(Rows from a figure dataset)
......
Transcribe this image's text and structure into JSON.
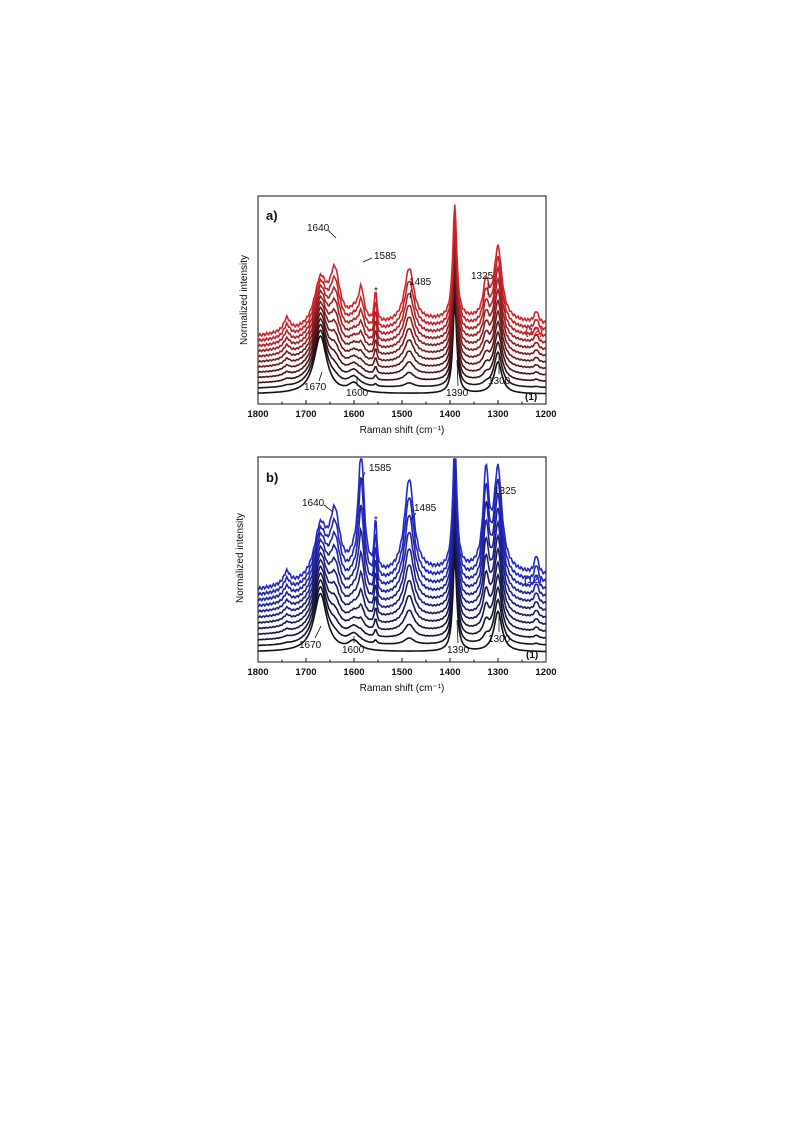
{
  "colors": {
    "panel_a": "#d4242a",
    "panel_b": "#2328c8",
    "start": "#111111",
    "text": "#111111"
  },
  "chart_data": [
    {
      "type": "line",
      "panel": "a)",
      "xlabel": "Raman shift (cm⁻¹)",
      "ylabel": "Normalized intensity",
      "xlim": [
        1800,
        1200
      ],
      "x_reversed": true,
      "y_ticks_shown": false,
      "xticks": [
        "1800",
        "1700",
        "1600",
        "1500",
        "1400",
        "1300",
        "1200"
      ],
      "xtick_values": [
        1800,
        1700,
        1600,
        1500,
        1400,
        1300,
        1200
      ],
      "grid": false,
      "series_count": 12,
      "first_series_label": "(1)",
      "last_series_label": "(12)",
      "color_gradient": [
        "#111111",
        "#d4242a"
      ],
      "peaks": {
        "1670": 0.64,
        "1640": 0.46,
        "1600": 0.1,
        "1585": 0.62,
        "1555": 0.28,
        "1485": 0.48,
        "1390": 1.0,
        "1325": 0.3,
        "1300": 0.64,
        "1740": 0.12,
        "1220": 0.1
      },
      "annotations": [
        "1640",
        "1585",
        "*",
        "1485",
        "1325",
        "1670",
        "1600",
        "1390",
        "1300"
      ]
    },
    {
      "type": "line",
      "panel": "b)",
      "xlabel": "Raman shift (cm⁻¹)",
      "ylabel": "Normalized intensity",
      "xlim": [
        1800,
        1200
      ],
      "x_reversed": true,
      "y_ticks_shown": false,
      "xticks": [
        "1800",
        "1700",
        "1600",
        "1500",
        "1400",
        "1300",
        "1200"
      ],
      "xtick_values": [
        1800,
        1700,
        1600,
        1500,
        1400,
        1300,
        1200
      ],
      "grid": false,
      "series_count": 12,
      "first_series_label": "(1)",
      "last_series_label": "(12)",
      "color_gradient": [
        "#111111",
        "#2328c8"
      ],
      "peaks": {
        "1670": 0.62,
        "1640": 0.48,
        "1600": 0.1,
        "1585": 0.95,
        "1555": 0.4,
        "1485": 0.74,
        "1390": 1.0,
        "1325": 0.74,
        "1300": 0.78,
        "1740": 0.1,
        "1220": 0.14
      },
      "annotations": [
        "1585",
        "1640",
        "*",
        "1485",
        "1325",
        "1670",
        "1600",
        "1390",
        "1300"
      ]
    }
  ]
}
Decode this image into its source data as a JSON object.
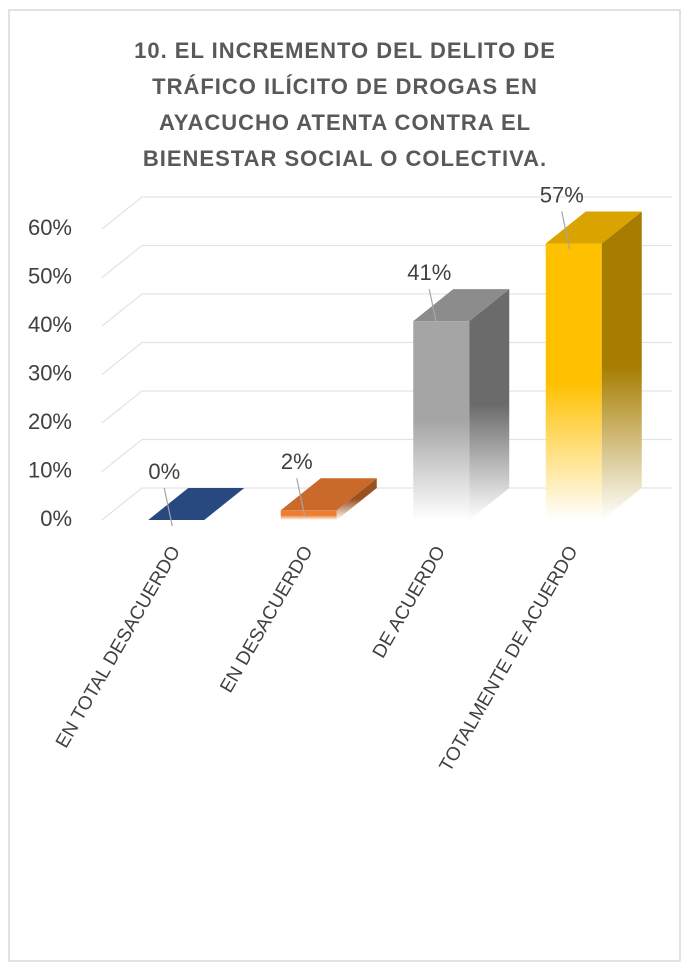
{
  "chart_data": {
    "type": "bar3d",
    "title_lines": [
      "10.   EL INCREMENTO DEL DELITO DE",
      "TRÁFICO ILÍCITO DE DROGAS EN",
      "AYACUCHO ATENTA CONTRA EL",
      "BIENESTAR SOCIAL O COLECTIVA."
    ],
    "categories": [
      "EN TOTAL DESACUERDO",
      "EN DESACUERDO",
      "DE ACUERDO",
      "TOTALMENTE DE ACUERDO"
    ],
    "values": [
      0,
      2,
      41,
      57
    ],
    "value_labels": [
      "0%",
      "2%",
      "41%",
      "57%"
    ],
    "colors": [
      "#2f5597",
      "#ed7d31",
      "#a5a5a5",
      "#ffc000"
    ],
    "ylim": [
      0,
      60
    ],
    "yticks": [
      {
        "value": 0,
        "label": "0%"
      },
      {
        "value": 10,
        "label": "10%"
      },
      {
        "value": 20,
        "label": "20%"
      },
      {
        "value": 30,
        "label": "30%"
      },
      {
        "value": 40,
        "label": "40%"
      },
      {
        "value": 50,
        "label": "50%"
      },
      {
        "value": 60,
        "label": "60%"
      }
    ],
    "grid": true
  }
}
......
EXERCISE DIRECTIONS → Search the lines for "JSON". Copy each line that has it.

ANSWER TO THE EXERCISE →
Transcribe this image's text and structure into JSON.
Decode this image into its source data as a JSON object.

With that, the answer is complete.